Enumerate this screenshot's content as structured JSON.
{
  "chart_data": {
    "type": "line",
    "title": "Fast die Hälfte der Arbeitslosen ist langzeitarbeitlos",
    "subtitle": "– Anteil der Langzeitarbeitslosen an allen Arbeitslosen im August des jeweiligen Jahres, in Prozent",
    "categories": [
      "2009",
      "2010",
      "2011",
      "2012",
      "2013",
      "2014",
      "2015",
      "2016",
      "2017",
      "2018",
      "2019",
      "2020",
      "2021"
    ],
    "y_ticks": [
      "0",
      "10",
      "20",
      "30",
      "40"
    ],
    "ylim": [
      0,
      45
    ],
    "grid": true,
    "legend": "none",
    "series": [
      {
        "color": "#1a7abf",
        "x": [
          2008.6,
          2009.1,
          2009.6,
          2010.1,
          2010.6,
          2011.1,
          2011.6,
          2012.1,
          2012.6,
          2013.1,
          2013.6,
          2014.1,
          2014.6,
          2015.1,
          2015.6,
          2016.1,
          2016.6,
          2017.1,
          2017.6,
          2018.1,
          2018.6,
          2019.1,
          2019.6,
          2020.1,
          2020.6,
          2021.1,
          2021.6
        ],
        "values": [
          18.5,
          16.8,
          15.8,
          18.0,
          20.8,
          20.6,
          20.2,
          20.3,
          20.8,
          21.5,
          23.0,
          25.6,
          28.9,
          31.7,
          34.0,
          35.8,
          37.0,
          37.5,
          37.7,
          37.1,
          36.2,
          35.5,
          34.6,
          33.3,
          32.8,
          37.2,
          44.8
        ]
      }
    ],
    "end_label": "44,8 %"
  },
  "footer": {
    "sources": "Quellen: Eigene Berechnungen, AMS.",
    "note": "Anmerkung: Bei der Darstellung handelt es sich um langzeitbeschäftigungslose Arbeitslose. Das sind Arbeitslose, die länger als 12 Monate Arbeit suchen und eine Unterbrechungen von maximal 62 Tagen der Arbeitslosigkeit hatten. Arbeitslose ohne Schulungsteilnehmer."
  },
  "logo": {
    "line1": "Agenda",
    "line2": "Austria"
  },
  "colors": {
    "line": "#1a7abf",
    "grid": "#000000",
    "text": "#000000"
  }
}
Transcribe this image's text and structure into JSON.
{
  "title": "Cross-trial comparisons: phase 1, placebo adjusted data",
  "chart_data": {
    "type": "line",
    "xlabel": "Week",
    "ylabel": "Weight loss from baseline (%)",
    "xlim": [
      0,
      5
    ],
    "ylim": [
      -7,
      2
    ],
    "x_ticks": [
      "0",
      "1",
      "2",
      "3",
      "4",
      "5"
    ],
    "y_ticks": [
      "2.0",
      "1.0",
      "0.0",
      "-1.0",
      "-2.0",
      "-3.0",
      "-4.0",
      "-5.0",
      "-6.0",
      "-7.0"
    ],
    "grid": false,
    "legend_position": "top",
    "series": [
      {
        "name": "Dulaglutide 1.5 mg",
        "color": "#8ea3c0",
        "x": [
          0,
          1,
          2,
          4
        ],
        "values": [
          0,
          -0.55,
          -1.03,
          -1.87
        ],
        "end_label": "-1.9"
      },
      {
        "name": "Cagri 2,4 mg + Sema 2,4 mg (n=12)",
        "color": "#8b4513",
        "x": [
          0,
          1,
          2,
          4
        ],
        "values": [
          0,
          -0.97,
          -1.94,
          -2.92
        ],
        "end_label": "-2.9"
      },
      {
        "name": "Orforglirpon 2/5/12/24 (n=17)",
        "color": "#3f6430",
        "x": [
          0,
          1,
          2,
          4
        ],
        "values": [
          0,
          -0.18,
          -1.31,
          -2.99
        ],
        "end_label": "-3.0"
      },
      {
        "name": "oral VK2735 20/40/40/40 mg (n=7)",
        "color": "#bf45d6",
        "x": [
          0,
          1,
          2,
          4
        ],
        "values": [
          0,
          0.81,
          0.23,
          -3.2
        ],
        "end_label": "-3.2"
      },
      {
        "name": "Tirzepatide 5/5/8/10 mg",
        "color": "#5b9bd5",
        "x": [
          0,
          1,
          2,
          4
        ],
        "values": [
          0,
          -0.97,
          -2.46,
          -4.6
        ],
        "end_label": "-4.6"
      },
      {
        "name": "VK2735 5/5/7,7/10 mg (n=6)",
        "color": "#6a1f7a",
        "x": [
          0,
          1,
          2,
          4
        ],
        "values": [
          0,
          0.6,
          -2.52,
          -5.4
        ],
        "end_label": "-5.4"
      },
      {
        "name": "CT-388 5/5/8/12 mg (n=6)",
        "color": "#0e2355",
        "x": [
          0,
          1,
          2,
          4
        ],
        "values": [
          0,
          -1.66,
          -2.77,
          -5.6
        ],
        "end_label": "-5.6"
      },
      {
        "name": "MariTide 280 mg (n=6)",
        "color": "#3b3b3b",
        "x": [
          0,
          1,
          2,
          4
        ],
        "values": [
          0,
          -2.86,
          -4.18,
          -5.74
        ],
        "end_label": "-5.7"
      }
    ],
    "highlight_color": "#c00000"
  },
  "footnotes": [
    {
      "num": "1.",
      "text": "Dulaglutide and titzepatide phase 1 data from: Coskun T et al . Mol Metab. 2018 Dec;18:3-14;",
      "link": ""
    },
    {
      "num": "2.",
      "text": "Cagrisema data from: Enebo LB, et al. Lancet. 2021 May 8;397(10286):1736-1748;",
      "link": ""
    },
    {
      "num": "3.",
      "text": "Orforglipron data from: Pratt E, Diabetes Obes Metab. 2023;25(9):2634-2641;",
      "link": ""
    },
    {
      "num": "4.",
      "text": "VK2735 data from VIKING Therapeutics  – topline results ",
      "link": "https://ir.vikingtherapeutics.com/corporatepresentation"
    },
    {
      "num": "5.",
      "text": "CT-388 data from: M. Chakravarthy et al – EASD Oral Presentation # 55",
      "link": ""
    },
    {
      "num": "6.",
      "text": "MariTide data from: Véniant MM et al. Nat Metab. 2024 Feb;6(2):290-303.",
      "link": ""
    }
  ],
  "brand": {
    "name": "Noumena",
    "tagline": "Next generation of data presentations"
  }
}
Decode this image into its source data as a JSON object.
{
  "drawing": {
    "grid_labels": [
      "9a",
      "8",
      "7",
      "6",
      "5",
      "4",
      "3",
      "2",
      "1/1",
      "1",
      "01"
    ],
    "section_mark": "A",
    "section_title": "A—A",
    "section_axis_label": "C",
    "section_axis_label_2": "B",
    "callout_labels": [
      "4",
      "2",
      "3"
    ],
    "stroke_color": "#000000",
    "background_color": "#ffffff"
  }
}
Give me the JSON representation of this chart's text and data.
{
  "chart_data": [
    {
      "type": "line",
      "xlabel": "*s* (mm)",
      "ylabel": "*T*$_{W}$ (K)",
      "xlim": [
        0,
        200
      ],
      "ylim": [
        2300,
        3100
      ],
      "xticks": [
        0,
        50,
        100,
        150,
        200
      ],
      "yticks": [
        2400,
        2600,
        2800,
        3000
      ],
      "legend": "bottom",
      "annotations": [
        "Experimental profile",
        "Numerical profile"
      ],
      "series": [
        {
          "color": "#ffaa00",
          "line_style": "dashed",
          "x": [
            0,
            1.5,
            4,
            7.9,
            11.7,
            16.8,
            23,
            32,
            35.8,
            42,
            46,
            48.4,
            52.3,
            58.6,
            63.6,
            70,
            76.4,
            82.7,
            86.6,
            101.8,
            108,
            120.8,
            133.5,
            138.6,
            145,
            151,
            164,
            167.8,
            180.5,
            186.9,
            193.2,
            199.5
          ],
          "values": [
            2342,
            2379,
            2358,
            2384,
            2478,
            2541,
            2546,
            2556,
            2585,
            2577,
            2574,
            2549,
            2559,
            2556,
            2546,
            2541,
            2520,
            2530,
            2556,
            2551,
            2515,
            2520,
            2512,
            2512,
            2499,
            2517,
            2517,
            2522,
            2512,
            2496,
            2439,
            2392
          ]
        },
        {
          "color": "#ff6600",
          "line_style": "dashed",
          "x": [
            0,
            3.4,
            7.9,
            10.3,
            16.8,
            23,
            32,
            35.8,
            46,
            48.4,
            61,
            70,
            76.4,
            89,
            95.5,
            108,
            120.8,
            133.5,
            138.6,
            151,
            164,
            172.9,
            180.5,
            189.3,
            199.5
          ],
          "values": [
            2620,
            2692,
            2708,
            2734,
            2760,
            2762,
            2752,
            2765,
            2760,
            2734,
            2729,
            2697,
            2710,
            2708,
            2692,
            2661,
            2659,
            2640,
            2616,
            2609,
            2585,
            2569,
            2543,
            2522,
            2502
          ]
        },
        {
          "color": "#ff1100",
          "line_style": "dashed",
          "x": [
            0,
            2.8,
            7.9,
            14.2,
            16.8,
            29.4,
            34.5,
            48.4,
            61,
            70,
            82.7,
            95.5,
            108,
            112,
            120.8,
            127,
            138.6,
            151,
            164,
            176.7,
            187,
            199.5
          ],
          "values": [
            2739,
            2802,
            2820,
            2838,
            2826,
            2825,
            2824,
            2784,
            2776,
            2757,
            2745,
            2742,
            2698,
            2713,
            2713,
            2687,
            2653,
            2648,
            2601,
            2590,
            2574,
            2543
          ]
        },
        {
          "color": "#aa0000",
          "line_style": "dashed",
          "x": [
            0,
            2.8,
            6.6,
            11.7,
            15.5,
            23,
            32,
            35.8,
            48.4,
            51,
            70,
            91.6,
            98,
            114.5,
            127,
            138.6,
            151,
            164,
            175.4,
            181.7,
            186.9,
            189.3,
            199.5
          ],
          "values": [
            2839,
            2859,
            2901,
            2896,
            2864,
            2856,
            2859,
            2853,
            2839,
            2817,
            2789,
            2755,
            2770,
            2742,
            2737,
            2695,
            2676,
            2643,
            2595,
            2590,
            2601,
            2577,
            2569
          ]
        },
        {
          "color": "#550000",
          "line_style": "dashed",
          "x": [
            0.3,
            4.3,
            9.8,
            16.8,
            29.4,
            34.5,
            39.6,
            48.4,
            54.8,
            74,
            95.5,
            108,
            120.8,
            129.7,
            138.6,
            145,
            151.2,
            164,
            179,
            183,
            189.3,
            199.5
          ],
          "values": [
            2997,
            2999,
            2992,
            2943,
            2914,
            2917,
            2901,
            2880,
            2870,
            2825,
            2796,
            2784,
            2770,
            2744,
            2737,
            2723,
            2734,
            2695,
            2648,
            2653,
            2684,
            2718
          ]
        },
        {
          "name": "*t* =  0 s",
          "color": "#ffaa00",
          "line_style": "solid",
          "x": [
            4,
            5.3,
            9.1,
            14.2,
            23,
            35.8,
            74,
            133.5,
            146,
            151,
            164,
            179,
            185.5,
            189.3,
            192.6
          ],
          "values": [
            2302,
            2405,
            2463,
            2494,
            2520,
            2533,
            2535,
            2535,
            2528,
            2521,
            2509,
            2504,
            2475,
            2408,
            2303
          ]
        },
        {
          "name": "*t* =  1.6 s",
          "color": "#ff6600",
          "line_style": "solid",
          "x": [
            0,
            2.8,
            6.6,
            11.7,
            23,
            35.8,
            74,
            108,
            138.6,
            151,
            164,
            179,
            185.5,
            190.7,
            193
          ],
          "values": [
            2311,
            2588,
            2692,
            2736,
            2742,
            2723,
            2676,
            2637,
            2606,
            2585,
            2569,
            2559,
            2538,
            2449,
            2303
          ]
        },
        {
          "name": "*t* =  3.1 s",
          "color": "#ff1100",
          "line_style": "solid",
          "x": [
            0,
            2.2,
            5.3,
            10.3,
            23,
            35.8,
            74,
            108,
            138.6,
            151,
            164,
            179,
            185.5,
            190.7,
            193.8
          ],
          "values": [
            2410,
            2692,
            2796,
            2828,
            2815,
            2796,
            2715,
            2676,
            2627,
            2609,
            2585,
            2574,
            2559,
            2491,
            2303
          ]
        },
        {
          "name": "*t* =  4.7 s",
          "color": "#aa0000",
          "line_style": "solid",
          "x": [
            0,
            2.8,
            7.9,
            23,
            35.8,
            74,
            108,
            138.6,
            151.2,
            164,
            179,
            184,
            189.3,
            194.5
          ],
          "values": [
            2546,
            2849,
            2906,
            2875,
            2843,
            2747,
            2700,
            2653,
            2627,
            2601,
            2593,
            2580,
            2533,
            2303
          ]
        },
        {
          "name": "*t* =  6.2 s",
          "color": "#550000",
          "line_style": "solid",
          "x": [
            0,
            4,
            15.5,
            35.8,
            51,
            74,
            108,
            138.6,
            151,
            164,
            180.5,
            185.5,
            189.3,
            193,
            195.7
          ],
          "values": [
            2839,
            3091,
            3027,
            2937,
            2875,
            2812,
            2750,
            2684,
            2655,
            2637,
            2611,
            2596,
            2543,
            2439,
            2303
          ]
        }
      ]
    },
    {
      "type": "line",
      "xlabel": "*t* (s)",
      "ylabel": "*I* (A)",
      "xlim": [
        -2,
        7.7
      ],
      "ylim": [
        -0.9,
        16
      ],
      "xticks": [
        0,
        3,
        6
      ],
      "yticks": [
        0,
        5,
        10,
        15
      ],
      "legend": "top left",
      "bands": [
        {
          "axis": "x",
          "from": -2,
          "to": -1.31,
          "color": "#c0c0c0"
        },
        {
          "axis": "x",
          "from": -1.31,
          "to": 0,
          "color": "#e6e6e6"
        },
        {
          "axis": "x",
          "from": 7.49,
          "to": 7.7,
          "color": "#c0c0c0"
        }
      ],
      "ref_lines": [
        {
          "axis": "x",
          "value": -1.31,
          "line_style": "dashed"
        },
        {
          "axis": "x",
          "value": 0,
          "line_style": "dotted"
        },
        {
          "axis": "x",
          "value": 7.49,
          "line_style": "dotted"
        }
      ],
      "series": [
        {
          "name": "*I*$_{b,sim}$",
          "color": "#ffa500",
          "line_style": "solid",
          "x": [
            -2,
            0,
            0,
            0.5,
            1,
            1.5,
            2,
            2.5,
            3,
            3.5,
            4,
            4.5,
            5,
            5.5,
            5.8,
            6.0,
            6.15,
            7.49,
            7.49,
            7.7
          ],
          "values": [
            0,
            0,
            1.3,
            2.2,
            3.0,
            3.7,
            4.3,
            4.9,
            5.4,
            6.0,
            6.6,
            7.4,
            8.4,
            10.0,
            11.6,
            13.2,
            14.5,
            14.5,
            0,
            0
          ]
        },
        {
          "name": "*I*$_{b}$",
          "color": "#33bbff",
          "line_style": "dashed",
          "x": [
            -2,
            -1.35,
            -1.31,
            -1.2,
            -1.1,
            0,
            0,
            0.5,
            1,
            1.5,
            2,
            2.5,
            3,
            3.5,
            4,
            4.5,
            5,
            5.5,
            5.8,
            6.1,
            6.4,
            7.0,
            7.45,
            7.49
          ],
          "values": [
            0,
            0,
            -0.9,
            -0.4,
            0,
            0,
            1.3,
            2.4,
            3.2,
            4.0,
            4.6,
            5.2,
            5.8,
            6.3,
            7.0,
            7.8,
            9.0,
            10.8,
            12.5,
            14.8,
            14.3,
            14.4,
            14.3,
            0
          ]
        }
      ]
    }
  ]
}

....................

**What you will do:**
Track down every line with the word "this" and copy it.

**Response below:**
Enumerate this screenshot's content as structured JSON.
Transcribe this image's text and structure into JSON.
Decode this image into its source data as a JSON object.
Give me the JSON representation of this chart's text and data.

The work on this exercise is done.